* [WHAT IS NEEDED]: Copy the rows below word for word, from the first row through the line containing "expand-panel-arrow-icon[interactable]: ▶ (520, 247, 528, 258)", both included.

* [RECORDS SUPPLIED]:
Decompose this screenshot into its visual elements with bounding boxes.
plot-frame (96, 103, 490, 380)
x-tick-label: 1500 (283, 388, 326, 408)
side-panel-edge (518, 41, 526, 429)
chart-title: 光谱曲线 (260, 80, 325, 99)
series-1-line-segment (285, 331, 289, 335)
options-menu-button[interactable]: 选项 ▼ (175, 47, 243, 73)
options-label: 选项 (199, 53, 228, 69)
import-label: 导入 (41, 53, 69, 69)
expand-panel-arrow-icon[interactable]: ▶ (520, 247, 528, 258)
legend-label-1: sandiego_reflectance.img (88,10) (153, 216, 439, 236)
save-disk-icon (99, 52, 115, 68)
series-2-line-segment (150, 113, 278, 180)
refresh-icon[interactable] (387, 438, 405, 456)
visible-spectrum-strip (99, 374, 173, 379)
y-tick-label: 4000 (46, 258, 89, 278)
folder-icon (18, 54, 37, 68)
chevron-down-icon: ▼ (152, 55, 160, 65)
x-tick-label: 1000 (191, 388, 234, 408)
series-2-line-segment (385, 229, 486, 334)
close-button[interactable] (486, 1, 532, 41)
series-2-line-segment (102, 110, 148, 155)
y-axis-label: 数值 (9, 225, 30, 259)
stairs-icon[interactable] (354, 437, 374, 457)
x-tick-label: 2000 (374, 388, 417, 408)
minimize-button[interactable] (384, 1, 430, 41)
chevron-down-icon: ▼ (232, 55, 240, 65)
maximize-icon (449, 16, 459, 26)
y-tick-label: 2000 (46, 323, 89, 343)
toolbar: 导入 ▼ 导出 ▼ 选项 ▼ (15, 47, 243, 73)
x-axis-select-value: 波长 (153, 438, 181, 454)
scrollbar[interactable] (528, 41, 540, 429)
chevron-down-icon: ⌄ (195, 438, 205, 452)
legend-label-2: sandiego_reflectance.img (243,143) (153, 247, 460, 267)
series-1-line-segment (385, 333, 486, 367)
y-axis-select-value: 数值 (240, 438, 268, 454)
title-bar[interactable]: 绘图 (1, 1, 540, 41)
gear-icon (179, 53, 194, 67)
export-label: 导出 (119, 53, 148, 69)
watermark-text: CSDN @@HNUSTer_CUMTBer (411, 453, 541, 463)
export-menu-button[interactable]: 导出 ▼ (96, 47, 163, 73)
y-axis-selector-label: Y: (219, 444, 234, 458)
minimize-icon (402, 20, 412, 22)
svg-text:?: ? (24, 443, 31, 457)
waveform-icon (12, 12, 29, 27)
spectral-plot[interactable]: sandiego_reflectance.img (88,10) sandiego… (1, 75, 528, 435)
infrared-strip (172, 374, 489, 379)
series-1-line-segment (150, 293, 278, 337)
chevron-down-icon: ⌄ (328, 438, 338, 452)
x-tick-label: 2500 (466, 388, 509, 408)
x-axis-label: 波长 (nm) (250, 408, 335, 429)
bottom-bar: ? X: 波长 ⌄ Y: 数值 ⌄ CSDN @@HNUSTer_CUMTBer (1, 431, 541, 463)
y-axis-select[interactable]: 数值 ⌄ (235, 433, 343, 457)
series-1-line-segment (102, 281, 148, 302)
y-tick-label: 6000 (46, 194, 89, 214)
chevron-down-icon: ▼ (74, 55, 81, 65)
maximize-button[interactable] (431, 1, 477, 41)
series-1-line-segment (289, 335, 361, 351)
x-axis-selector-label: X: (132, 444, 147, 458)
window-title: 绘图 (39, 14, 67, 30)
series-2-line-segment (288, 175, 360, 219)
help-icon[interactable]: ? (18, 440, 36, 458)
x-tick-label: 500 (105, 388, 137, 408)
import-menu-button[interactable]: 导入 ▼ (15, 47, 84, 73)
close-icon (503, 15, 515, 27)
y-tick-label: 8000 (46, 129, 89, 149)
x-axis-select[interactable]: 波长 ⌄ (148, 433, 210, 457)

* [THE SOLUTION]:
Decompose this screenshot into its visual elements with bounding boxes.
plot-frame (96, 103, 490, 380)
x-tick-label: 1500 (283, 388, 326, 408)
side-panel-edge (518, 41, 526, 429)
chart-title: 光谱曲线 (260, 80, 325, 99)
series-1-line-segment (285, 331, 289, 335)
options-menu-button[interactable]: 选项 ▼ (175, 47, 243, 73)
options-label: 选项 (199, 53, 228, 69)
import-label: 导入 (41, 53, 69, 69)
expand-panel-arrow-icon[interactable]: ▶ (520, 247, 528, 258)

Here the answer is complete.